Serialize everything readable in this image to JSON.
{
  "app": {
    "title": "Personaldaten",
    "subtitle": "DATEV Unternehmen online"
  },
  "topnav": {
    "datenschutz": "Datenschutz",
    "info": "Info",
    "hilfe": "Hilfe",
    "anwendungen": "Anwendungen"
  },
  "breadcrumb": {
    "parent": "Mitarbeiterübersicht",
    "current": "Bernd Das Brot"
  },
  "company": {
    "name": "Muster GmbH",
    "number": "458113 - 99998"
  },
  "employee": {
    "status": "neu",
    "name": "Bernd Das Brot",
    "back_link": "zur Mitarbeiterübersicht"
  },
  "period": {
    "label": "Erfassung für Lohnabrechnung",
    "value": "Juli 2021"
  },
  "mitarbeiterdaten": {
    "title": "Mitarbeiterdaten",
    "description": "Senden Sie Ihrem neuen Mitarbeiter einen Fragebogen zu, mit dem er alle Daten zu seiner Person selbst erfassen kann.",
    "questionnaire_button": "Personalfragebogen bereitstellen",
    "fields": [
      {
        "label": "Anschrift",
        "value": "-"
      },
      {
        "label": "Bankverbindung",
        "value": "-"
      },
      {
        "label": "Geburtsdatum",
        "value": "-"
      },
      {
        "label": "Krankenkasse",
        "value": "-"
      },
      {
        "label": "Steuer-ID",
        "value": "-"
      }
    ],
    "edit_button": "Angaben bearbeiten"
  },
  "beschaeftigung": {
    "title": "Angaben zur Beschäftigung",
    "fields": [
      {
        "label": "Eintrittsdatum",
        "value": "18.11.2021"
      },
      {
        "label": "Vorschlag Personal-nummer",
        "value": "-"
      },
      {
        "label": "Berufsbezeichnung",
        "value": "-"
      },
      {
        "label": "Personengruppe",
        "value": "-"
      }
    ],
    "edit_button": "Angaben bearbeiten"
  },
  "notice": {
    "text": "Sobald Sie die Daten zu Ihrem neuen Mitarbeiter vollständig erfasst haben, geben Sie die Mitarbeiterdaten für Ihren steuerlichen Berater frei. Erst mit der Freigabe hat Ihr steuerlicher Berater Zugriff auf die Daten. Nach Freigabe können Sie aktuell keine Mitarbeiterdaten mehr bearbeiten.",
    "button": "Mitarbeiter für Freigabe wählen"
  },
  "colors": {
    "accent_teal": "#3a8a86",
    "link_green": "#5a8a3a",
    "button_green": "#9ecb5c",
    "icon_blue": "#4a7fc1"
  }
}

○ ○ ○ ○ ○ ○ ○

* Aim:
Pull out and copy each line containing the string "Brot".

* Complete answer:
    "current": "Bernd Das Brot"
    "name": "Bernd Das Brot",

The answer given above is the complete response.